# [Set exercise]
Reproduce each line from the records that holds "icon".

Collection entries

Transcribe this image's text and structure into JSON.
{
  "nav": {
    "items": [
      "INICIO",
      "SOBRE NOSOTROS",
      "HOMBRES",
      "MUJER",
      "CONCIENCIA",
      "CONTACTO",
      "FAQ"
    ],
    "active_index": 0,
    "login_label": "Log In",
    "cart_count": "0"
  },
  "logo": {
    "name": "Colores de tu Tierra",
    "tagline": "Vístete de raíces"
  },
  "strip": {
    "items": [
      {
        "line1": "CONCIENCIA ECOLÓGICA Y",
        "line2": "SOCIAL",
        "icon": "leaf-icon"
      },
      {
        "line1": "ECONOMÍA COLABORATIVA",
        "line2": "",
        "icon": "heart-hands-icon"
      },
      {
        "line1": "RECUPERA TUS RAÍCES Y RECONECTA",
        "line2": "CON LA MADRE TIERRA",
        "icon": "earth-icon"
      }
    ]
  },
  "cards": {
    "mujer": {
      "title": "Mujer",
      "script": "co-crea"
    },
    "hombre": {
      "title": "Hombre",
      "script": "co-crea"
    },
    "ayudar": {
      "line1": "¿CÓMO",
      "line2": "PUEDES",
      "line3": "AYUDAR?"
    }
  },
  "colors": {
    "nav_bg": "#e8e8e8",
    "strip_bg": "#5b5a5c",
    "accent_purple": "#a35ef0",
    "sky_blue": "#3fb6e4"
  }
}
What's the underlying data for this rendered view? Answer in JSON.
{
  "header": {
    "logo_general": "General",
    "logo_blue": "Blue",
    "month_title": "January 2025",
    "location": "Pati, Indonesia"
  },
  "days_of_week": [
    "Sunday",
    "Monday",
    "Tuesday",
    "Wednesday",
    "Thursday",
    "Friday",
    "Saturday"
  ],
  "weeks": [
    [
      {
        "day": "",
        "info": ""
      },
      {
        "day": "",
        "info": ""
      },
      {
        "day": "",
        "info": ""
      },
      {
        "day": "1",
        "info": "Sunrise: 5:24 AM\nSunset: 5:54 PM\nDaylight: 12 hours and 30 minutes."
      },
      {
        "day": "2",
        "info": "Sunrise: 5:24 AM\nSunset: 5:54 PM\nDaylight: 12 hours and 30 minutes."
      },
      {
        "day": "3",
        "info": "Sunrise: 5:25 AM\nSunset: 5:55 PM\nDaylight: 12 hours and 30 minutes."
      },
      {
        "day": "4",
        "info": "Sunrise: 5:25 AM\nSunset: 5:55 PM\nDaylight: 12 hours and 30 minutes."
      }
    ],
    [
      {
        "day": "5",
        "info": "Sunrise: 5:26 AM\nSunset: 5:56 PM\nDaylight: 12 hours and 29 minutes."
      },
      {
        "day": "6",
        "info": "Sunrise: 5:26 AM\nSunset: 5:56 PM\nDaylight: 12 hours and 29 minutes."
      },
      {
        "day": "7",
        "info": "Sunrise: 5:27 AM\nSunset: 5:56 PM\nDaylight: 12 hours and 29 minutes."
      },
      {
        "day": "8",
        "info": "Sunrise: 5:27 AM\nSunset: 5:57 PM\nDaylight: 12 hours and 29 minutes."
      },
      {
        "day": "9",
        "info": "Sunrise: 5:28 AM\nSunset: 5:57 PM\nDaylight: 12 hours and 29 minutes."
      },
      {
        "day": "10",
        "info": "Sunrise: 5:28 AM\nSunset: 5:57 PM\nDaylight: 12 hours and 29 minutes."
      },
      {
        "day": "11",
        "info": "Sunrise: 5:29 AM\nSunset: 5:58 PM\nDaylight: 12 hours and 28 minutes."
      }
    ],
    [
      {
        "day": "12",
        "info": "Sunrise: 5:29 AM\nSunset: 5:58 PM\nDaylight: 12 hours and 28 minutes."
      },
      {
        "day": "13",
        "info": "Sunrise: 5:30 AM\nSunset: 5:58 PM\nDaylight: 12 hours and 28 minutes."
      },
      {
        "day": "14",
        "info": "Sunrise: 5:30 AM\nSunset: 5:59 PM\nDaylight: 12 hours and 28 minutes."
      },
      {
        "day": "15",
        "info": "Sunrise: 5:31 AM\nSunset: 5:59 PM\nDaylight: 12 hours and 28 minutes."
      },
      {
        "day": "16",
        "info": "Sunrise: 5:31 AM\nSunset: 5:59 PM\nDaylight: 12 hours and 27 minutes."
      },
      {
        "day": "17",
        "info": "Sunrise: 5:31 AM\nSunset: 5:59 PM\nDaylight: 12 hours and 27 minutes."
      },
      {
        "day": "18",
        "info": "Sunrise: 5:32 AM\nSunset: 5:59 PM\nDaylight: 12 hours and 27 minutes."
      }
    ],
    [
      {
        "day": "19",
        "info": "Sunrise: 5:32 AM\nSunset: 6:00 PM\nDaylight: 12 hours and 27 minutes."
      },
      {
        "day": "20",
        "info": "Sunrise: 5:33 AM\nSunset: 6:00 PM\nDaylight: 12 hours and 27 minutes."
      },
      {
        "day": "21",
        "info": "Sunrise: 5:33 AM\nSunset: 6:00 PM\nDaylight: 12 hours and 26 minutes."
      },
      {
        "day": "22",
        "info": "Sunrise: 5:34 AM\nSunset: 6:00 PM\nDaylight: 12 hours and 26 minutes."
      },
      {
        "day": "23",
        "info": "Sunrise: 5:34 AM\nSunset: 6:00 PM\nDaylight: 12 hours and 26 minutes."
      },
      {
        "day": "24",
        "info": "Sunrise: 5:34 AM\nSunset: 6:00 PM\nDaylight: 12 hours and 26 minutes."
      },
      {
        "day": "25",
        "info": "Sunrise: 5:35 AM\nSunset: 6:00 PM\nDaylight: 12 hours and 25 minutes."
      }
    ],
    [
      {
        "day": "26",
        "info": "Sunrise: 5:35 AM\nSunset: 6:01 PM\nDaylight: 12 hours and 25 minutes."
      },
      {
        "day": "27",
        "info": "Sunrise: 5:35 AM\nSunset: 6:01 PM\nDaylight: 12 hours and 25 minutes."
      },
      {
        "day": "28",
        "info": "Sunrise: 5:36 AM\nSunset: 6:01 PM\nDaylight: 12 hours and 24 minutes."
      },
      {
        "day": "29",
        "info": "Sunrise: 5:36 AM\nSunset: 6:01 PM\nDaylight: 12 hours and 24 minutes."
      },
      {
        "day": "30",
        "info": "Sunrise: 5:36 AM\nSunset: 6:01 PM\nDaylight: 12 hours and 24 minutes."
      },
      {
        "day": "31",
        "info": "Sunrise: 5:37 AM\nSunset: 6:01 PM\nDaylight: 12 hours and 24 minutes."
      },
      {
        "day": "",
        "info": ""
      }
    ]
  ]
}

# [Response to the exercise]
        "icon": "leaf-icon"
        "icon": "heart-hands-icon"
        "icon": "earth-icon"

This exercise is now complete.